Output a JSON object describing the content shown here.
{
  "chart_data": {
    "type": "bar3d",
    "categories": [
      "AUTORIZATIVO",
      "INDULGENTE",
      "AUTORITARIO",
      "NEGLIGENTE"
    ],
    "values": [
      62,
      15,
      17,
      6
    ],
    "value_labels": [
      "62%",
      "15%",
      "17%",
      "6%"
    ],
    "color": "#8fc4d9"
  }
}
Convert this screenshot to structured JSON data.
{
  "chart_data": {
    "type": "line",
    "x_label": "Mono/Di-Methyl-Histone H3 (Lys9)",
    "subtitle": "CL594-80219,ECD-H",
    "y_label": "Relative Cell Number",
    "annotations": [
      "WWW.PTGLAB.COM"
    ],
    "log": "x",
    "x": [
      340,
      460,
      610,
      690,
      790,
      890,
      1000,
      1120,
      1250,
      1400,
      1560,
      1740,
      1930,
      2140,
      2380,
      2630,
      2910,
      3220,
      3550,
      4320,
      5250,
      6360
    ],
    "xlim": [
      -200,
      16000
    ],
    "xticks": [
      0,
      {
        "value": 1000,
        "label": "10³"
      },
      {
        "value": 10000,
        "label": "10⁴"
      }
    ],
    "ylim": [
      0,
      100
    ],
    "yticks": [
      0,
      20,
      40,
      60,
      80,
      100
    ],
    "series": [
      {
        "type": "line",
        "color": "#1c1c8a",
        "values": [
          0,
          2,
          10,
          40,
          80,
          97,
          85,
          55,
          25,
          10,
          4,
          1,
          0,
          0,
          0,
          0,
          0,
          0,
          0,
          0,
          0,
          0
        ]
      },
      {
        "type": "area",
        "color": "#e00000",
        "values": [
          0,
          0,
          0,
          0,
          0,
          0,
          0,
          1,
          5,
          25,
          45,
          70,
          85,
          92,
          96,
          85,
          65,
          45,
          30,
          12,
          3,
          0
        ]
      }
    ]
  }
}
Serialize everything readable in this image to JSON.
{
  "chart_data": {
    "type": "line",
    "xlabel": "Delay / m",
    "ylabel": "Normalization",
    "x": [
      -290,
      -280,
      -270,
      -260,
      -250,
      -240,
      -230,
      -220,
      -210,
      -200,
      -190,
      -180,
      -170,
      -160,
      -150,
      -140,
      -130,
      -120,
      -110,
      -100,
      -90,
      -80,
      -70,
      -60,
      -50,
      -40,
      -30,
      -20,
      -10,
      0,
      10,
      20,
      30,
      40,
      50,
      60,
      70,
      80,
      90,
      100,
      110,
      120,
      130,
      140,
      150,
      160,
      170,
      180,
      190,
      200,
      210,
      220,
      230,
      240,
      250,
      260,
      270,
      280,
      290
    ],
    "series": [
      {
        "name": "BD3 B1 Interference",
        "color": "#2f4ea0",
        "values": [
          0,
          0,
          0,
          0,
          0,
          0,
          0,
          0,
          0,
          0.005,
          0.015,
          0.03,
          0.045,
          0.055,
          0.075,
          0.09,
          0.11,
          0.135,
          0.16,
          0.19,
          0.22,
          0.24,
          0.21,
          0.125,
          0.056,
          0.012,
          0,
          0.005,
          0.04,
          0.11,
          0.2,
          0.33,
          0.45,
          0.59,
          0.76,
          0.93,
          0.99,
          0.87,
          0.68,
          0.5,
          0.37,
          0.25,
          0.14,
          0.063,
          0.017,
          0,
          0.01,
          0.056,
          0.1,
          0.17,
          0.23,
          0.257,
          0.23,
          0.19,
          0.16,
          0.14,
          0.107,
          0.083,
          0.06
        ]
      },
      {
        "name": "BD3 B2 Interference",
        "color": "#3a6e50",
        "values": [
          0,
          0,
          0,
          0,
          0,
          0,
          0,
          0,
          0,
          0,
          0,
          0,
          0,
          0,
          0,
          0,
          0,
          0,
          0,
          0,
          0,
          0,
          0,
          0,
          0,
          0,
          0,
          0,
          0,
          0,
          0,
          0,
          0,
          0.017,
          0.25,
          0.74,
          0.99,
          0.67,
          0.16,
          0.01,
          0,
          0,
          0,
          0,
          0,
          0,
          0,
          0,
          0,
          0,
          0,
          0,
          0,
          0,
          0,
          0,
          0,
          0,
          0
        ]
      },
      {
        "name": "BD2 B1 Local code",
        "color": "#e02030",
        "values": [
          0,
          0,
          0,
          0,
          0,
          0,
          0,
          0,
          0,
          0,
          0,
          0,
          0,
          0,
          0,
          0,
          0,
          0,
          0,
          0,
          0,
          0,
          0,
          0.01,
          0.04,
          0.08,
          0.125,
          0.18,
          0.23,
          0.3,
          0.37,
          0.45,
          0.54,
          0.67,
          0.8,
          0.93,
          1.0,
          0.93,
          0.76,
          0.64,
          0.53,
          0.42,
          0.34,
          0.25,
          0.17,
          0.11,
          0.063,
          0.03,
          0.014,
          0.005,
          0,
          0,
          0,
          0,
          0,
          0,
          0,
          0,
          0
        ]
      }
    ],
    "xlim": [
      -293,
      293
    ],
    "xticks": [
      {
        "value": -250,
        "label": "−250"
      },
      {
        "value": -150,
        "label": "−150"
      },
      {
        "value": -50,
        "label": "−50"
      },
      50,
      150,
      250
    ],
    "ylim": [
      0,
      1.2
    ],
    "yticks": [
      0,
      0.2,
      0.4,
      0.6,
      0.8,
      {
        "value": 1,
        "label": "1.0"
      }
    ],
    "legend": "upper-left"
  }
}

####################

Using the data above, return each line exactly as written.

Output a JSON object describing the content shown here.
{
  "chart_data": {
    "type": "bar3d",
    "categories": [
      "AUTORIZATIVO",
      "INDULGENTE",
      "AUTORITARIO",
      "NEGLIGENTE"
    ],
    "values": [
      62,
      15,
      17,
      6
    ],
    "value_labels": [
      "62%",
      "15%",
      "17%",
      "6%"
    ],
    "color": "#8fc4d9"
  }
}
Convert this screenshot to structured JSON data.
{
  "chart_data": {
    "type": "line",
    "x_label": "Mono/Di-Methyl-Histone H3 (Lys9)",
    "subtitle": "CL594-80219,ECD-H",
    "y_label": "Relative Cell Number",
    "annotations": [
      "WWW.PTGLAB.COM"
    ],
    "log": "x",
    "x": [
      340,
      460,
      610,
      690,
      790,
      890,
      1000,
      1120,
      1250,
      1400,
      1560,
      1740,
      1930,
      2140,
      2380,
      2630,
      2910,
      3220,
      3550,
      4320,
      5250,
      6360
    ],
    "xlim": [
      -200,
      16000
    ],
    "xticks": [
      0,
      {
        "value": 1000,
        "label": "10³"
      },
      {
        "value": 10000,
        "label": "10⁴"
      }
    ],
    "ylim": [
      0,
      100
    ],
    "yticks": [
      0,
      20,
      40,
      60,
      80,
      100
    ],
    "series": [
      {
        "type": "line",
        "color": "#1c1c8a",
        "values": [
          0,
          2,
          10,
          40,
          80,
          97,
          85,
          55,
          25,
          10,
          4,
          1,
          0,
          0,
          0,
          0,
          0,
          0,
          0,
          0,
          0,
          0
        ]
      },
      {
        "type": "area",
        "color": "#e00000",
        "values": [
          0,
          0,
          0,
          0,
          0,
          0,
          0,
          1,
          5,
          25,
          45,
          70,
          85,
          92,
          96,
          85,
          65,
          45,
          30,
          12,
          3,
          0
        ]
      }
    ]
  }
}
Serialize everything readable in this image to JSON.
{
  "chart_data": {
    "type": "line",
    "xlabel": "Delay / m",
    "ylabel": "Normalization",
    "x": [
      -290,
      -280,
      -270,
      -260,
      -250,
      -240,
      -230,
      -220,
      -210,
      -200,
      -190,
      -180,
      -170,
      -160,
      -150,
      -140,
      -130,
      -120,
      -110,
      -100,
      -90,
      -80,
      -70,
      -60,
      -50,
      -40,
      -30,
      -20,
      -10,
      0,
      10,
      20,
      30,
      40,
      50,
      60,
      70,
      80,
      90,
      100,
      110,
      120,
      130,
      140,
      150,
      160,
      170,
      180,
      190,
      200,
      210,
      220,
      230,
      240,
      250,
      260,
      270,
      280,
      290
    ],
    "series": [
      {
        "name": "BD3 B1 Interference",
        "color": "#2f4ea0",
        "values": [
          0,
          0,
          0,
          0,
          0,
          0,
          0,
          0,
          0,
          0.005,
          0.015,
          0.03,
          0.045,
          0.055,
          0.075,
          0.09,
          0.11,
          0.135,
          0.16,
          0.19,
          0.22,
          0.24,
          0.21,
          0.125,
          0.056,
          0.012,
          0,
          0.005,
          0.04,
          0.11,
          0.2,
          0.33,
          0.45,
          0.59,
          0.76,
          0.93,
          0.99,
          0.87,
          0.68,
          0.5,
          0.37,
          0.25,
          0.14,
          0.063,
          0.017,
          0,
          0.01,
          0.056,
          0.1,
          0.17,
          0.23,
          0.257,
          0.23,
          0.19,
          0.16,
          0.14,
          0.107,
          0.083,
          0.06
        ]
      },
      {
        "name": "BD3 B2 Interference",
        "color": "#3a6e50",
        "values": [
          0,
          0,
          0,
          0,
          0,
          0,
          0,
          0,
          0,
          0,
          0,
          0,
          0,
          0,
          0,
          0,
          0,
          0,
          0,
          0,
          0,
          0,
          0,
          0,
          0,
          0,
          0,
          0,
          0,
          0,
          0,
          0,
          0,
          0.017,
          0.25,
          0.74,
          0.99,
          0.67,
          0.16,
          0.01,
          0,
          0,
          0,
          0,
          0,
          0,
          0,
          0,
          0,
          0,
          0,
          0,
          0,
          0,
          0,
          0,
          0,
          0,
          0
        ]
      },
      {
        "name": "BD2 B1 Local code",
        "color": "#e02030",
        "values": [
          0,
          0,
          0,
          0,
          0,
          0,
          0,
          0,
          0,
          0,
          0,
          0,
          0,
          0,
          0,
          0,
          0,
          0,
          0,
          0,
          0,
          0,
          0,
          0.01,
          0.04,
          0.08,
          0.125,
          0.18,
          0.23,
          0.3,
          0.37,
          0.45,
          0.54,
          0.67,
          0.8,
          0.93,
          1.0,
          0.93,
          0.76,
          0.64,
          0.53,
          0.42,
          0.34,
          0.25,
          0.17,
          0.11,
          0.063,
          0.03,
          0.014,
          0.005,
          0,
          0,
          0,
          0,
          0,
          0,
          0,
          0,
          0
        ]
      }
    ],
    "xlim": [
      -293,
      293
    ],
    "xticks": [
      {
        "value": -250,
        "label": "−250"
      },
      {
        "value": -150,
        "label": "−150"
      },
      {
        "value": -50,
        "label": "−50"
      },
      50,
      150,
      250
    ],
    "ylim": [
      0,
      1.2
    ],
    "yticks": [
      0,
      0.2,
      0.4,
      0.6,
      0.8,
      {
        "value": 1,
        "label": "1.0"
      }
    ],
    "legend": "upper-left"
  }
}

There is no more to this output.